[Dataset records]
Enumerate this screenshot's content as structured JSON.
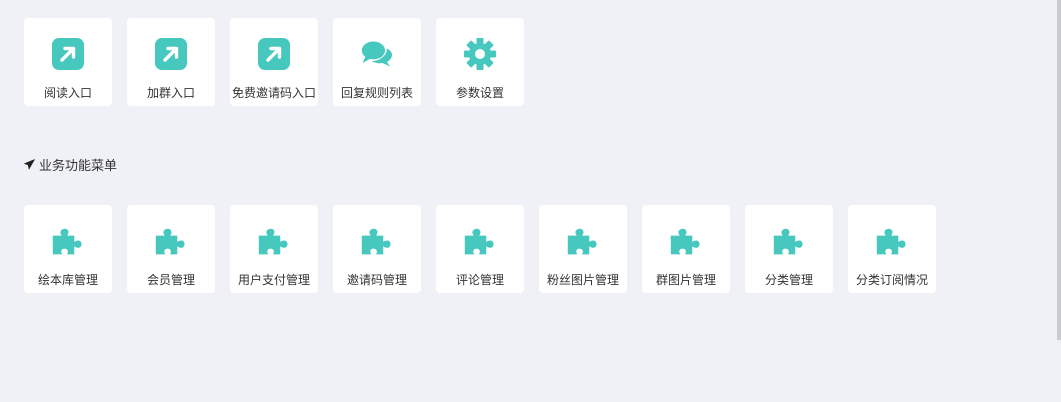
{
  "accent_color": "#46c8be",
  "quick_links": [
    {
      "label": "阅读入口",
      "icon": "external-link-icon"
    },
    {
      "label": "加群入口",
      "icon": "external-link-icon"
    },
    {
      "label": "免费邀请码入口",
      "icon": "external-link-icon"
    },
    {
      "label": "回复规则列表",
      "icon": "chat-bubbles-icon"
    },
    {
      "label": "参数设置",
      "icon": "gear-icon"
    }
  ],
  "section": {
    "title": "业务功能菜单",
    "icon": "airplane-icon"
  },
  "business_menu": [
    {
      "label": "绘本库管理",
      "icon": "puzzle-icon"
    },
    {
      "label": "会员管理",
      "icon": "puzzle-icon"
    },
    {
      "label": "用户支付管理",
      "icon": "puzzle-icon"
    },
    {
      "label": "邀请码管理",
      "icon": "puzzle-icon"
    },
    {
      "label": "评论管理",
      "icon": "puzzle-icon"
    },
    {
      "label": "粉丝图片管理",
      "icon": "puzzle-icon"
    },
    {
      "label": "群图片管理",
      "icon": "puzzle-icon"
    },
    {
      "label": "分类管理",
      "icon": "puzzle-icon"
    },
    {
      "label": "分类订阅情况",
      "icon": "puzzle-icon"
    }
  ]
}
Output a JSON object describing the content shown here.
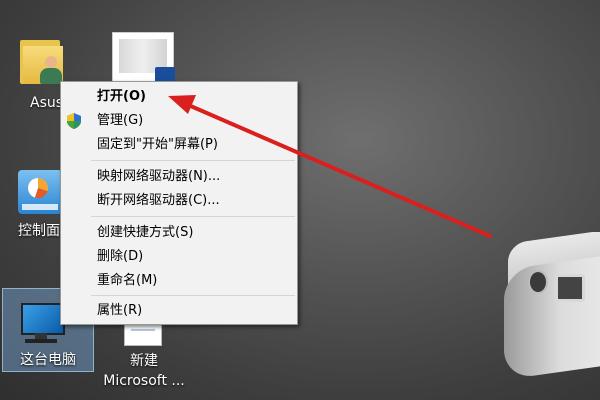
{
  "desktop": {
    "icons": [
      {
        "label": "Asus"
      },
      {
        "label": ""
      },
      {
        "label": "控制面"
      },
      {
        "label": "这台电脑"
      },
      {
        "label_line1": "新建",
        "label_line2": "Microsoft ..."
      }
    ]
  },
  "context_menu": {
    "items": [
      {
        "label": "打开(O)"
      },
      {
        "label": "管理(G)"
      },
      {
        "label": "固定到\"开始\"屏幕(P)"
      },
      {
        "label": "映射网络驱动器(N)..."
      },
      {
        "label": "断开网络驱动器(C)..."
      },
      {
        "label": "创建快捷方式(S)"
      },
      {
        "label": "删除(D)"
      },
      {
        "label": "重命名(M)"
      },
      {
        "label": "属性(R)"
      }
    ]
  },
  "colors": {
    "arrow": "#d9201f",
    "menu_bg": "#f2f2f2",
    "selection": "#78aadc"
  }
}
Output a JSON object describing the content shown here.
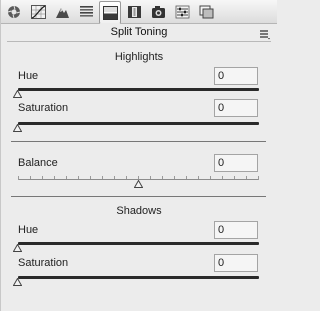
{
  "panel": {
    "title": "Split Toning",
    "tabs": [
      {
        "icon": "basic-aperture-icon",
        "active": false
      },
      {
        "icon": "tone-curve-icon",
        "active": false
      },
      {
        "icon": "detail-triangle-icon",
        "active": false
      },
      {
        "icon": "hsl-grayscale-icon",
        "active": false
      },
      {
        "icon": "split-toning-icon",
        "active": true
      },
      {
        "icon": "lens-corrections-icon",
        "active": false
      },
      {
        "icon": "effects-camera-icon",
        "active": false
      },
      {
        "icon": "camera-calibration-icon",
        "active": false
      },
      {
        "icon": "presets-icon",
        "active": false
      }
    ]
  },
  "highlights": {
    "title": "Highlights",
    "hue_label": "Hue",
    "hue_value": "0",
    "saturation_label": "Saturation",
    "saturation_value": "0"
  },
  "balance": {
    "label": "Balance",
    "value": "0"
  },
  "shadows": {
    "title": "Shadows",
    "hue_label": "Hue",
    "hue_value": "0",
    "saturation_label": "Saturation",
    "saturation_value": "0"
  }
}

● WRITTEN PROBLEM
Restate each entry word for word, leaving out any pictures.

● OUTPUT FOR THIS EXERCISE
Enumerate this screenshot's content as structured JSON.
{
  "accent_color": "#46c8be",
  "quick_links": [
    {
      "label": "阅读入口",
      "icon": "external-link-icon"
    },
    {
      "label": "加群入口",
      "icon": "external-link-icon"
    },
    {
      "label": "免费邀请码入口",
      "icon": "external-link-icon"
    },
    {
      "label": "回复规则列表",
      "icon": "chat-bubbles-icon"
    },
    {
      "label": "参数设置",
      "icon": "gear-icon"
    }
  ],
  "section": {
    "title": "业务功能菜单",
    "icon": "airplane-icon"
  },
  "business_menu": [
    {
      "label": "绘本库管理",
      "icon": "puzzle-icon"
    },
    {
      "label": "会员管理",
      "icon": "puzzle-icon"
    },
    {
      "label": "用户支付管理",
      "icon": "puzzle-icon"
    },
    {
      "label": "邀请码管理",
      "icon": "puzzle-icon"
    },
    {
      "label": "评论管理",
      "icon": "puzzle-icon"
    },
    {
      "label": "粉丝图片管理",
      "icon": "puzzle-icon"
    },
    {
      "label": "群图片管理",
      "icon": "puzzle-icon"
    },
    {
      "label": "分类管理",
      "icon": "puzzle-icon"
    },
    {
      "label": "分类订阅情况",
      "icon": "puzzle-icon"
    }
  ]
}
Output a JSON object describing the content shown here.
{
  "desktop": {
    "icons": [
      {
        "label": "Asus"
      },
      {
        "label": ""
      },
      {
        "label": "控制面"
      },
      {
        "label": "这台电脑"
      },
      {
        "label_line1": "新建",
        "label_line2": "Microsoft ..."
      }
    ]
  },
  "context_menu": {
    "items": [
      {
        "label": "打开(O)"
      },
      {
        "label": "管理(G)"
      },
      {
        "label": "固定到\"开始\"屏幕(P)"
      },
      {
        "label": "映射网络驱动器(N)..."
      },
      {
        "label": "断开网络驱动器(C)..."
      },
      {
        "label": "创建快捷方式(S)"
      },
      {
        "label": "删除(D)"
      },
      {
        "label": "重命名(M)"
      },
      {
        "label": "属性(R)"
      }
    ]
  },
  "colors": {
    "arrow": "#d9201f",
    "menu_bg": "#f2f2f2",
    "selection": "#78aadc"
  }
}
Output a JSON object describing the content shown here.
{
  "panel": {
    "title": "Split Toning",
    "tabs": [
      {
        "icon": "basic-aperture-icon",
        "active": false
      },
      {
        "icon": "tone-curve-icon",
        "active": false
      },
      {
        "icon": "detail-triangle-icon",
        "active": false
      },
      {
        "icon": "hsl-grayscale-icon",
        "active": false
      },
      {
        "icon": "split-toning-icon",
        "active": true
      },
      {
        "icon": "lens-corrections-icon",
        "active": false
      },
      {
        "icon": "effects-camera-icon",
        "active": false
      },
      {
        "icon": "camera-calibration-icon",
        "active": false
      },
      {
        "icon": "presets-icon",
        "active": false
      }
    ]
  },
  "highlights": {
    "title": "Highlights",
    "hue_label": "Hue",
    "hue_value": "0",
    "saturation_label": "Saturation",
    "saturation_value": "0"
  },
  "balance": {
    "label": "Balance",
    "value": "0"
  },
  "shadows": {
    "title": "Shadows",
    "hue_label": "Hue",
    "hue_value": "0",
    "saturation_label": "Saturation",
    "saturation_value": "0"
  }
}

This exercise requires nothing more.